■ **PROBLEM DESCRIPTION**:
Verbatim copy, images excluded: write out each record shown below.

++++++++++

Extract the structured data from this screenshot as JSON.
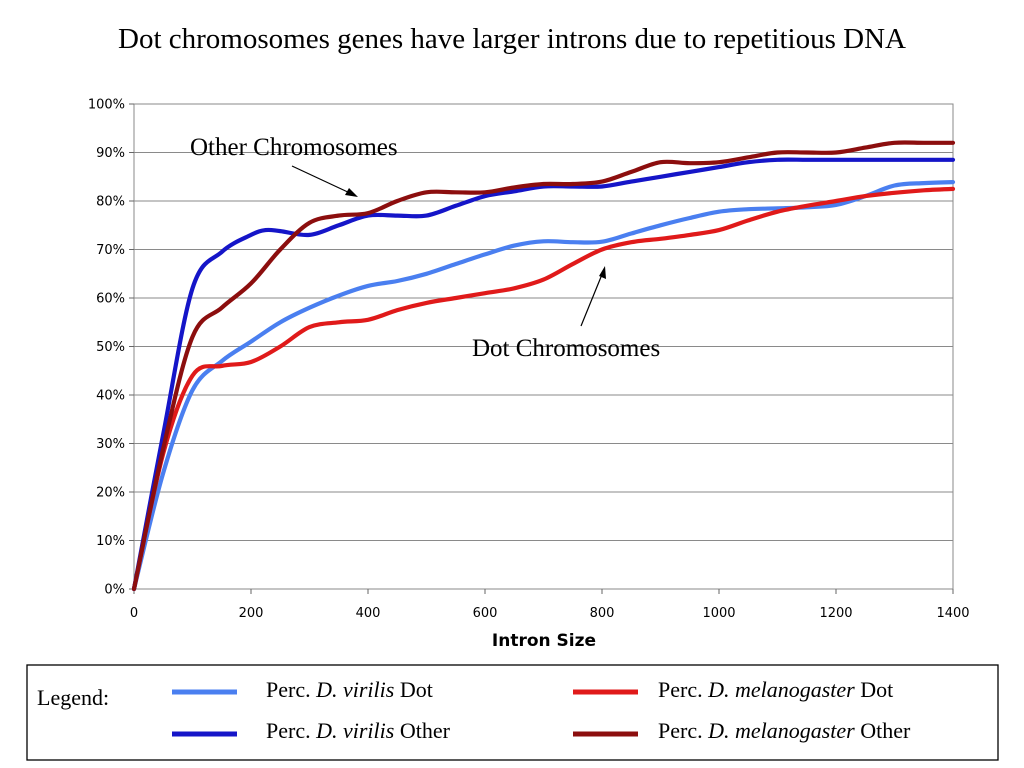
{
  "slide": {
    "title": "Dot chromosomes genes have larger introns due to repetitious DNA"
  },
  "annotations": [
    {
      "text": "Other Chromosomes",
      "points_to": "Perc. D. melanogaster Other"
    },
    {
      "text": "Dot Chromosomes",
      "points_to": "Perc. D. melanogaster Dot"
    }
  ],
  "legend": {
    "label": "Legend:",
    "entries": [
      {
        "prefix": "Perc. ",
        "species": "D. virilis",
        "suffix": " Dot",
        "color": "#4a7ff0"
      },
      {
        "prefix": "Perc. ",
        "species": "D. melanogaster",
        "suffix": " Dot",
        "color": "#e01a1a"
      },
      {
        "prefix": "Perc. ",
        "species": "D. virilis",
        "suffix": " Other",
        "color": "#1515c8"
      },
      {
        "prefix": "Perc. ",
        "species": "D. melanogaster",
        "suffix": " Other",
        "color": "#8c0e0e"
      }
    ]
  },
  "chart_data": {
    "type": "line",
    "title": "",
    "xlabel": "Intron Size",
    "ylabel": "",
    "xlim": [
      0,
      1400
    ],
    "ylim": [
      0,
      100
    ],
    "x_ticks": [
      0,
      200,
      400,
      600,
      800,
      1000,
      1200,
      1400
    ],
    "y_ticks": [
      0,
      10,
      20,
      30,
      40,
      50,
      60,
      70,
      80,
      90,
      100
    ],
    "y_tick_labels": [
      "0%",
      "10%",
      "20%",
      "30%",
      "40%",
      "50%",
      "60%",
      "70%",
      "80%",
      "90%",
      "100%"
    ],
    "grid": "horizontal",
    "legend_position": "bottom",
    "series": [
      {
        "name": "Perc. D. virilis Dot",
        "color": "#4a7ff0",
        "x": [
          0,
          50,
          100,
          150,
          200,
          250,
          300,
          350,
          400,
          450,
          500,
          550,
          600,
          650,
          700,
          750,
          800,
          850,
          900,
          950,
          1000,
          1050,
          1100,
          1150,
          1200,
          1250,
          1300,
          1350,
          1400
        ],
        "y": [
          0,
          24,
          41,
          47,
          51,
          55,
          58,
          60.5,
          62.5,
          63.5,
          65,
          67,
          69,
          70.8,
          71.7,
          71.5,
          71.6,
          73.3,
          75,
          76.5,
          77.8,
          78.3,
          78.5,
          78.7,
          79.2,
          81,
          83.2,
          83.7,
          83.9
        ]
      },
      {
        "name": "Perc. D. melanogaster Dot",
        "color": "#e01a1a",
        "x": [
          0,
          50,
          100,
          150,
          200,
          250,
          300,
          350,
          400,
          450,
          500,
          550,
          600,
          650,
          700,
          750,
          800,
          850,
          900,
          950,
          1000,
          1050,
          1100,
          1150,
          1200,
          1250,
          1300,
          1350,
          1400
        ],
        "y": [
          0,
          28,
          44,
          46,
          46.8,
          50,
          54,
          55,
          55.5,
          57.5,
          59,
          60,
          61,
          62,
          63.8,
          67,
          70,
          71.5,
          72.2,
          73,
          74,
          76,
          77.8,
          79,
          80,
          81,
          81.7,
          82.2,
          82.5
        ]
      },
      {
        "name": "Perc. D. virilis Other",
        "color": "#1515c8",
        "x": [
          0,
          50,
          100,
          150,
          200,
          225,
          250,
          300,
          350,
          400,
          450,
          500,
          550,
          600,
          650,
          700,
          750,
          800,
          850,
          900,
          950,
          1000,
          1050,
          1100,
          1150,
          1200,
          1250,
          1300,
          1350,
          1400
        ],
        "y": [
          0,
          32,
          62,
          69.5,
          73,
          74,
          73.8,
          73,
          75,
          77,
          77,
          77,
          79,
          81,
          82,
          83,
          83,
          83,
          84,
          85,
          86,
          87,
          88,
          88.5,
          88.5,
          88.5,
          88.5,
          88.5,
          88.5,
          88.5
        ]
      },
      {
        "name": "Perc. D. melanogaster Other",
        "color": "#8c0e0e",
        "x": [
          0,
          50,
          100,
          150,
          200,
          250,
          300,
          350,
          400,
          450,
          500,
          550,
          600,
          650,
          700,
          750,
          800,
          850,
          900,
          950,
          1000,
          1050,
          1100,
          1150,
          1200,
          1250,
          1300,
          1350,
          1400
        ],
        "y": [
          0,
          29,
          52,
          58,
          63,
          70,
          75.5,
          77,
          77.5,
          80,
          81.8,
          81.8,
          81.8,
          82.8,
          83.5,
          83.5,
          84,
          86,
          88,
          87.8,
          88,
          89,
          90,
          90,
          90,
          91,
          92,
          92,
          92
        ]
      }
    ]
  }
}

++++++++++

■ **ANSWER**:
Extract the structured data from this screenshot as JSON.
{
  "slide": {
    "title": "Dot chromosomes genes have larger introns due to repetitious DNA"
  },
  "annotations": [
    {
      "text": "Other Chromosomes",
      "points_to": "Perc. D. melanogaster Other"
    },
    {
      "text": "Dot Chromosomes",
      "points_to": "Perc. D. melanogaster Dot"
    }
  ],
  "legend": {
    "label": "Legend:",
    "entries": [
      {
        "prefix": "Perc. ",
        "species": "D. virilis",
        "suffix": " Dot",
        "color": "#4a7ff0"
      },
      {
        "prefix": "Perc. ",
        "species": "D. melanogaster",
        "suffix": " Dot",
        "color": "#e01a1a"
      },
      {
        "prefix": "Perc. ",
        "species": "D. virilis",
        "suffix": " Other",
        "color": "#1515c8"
      },
      {
        "prefix": "Perc. ",
        "species": "D. melanogaster",
        "suffix": " Other",
        "color": "#8c0e0e"
      }
    ]
  },
  "chart_data": {
    "type": "line",
    "title": "",
    "xlabel": "Intron Size",
    "ylabel": "",
    "xlim": [
      0,
      1400
    ],
    "ylim": [
      0,
      100
    ],
    "x_ticks": [
      0,
      200,
      400,
      600,
      800,
      1000,
      1200,
      1400
    ],
    "y_ticks": [
      0,
      10,
      20,
      30,
      40,
      50,
      60,
      70,
      80,
      90,
      100
    ],
    "y_tick_labels": [
      "0%",
      "10%",
      "20%",
      "30%",
      "40%",
      "50%",
      "60%",
      "70%",
      "80%",
      "90%",
      "100%"
    ],
    "grid": "horizontal",
    "legend_position": "bottom",
    "series": [
      {
        "name": "Perc. D. virilis Dot",
        "color": "#4a7ff0",
        "x": [
          0,
          50,
          100,
          150,
          200,
          250,
          300,
          350,
          400,
          450,
          500,
          550,
          600,
          650,
          700,
          750,
          800,
          850,
          900,
          950,
          1000,
          1050,
          1100,
          1150,
          1200,
          1250,
          1300,
          1350,
          1400
        ],
        "y": [
          0,
          24,
          41,
          47,
          51,
          55,
          58,
          60.5,
          62.5,
          63.5,
          65,
          67,
          69,
          70.8,
          71.7,
          71.5,
          71.6,
          73.3,
          75,
          76.5,
          77.8,
          78.3,
          78.5,
          78.7,
          79.2,
          81,
          83.2,
          83.7,
          83.9
        ]
      },
      {
        "name": "Perc. D. melanogaster Dot",
        "color": "#e01a1a",
        "x": [
          0,
          50,
          100,
          150,
          200,
          250,
          300,
          350,
          400,
          450,
          500,
          550,
          600,
          650,
          700,
          750,
          800,
          850,
          900,
          950,
          1000,
          1050,
          1100,
          1150,
          1200,
          1250,
          1300,
          1350,
          1400
        ],
        "y": [
          0,
          28,
          44,
          46,
          46.8,
          50,
          54,
          55,
          55.5,
          57.5,
          59,
          60,
          61,
          62,
          63.8,
          67,
          70,
          71.5,
          72.2,
          73,
          74,
          76,
          77.8,
          79,
          80,
          81,
          81.7,
          82.2,
          82.5
        ]
      },
      {
        "name": "Perc. D. virilis Other",
        "color": "#1515c8",
        "x": [
          0,
          50,
          100,
          150,
          200,
          225,
          250,
          300,
          350,
          400,
          450,
          500,
          550,
          600,
          650,
          700,
          750,
          800,
          850,
          900,
          950,
          1000,
          1050,
          1100,
          1150,
          1200,
          1250,
          1300,
          1350,
          1400
        ],
        "y": [
          0,
          32,
          62,
          69.5,
          73,
          74,
          73.8,
          73,
          75,
          77,
          77,
          77,
          79,
          81,
          82,
          83,
          83,
          83,
          84,
          85,
          86,
          87,
          88,
          88.5,
          88.5,
          88.5,
          88.5,
          88.5,
          88.5,
          88.5
        ]
      },
      {
        "name": "Perc. D. melanogaster Other",
        "color": "#8c0e0e",
        "x": [
          0,
          50,
          100,
          150,
          200,
          250,
          300,
          350,
          400,
          450,
          500,
          550,
          600,
          650,
          700,
          750,
          800,
          850,
          900,
          950,
          1000,
          1050,
          1100,
          1150,
          1200,
          1250,
          1300,
          1350,
          1400
        ],
        "y": [
          0,
          29,
          52,
          58,
          63,
          70,
          75.5,
          77,
          77.5,
          80,
          81.8,
          81.8,
          81.8,
          82.8,
          83.5,
          83.5,
          84,
          86,
          88,
          87.8,
          88,
          89,
          90,
          90,
          90,
          91,
          92,
          92,
          92
        ]
      }
    ]
  }
}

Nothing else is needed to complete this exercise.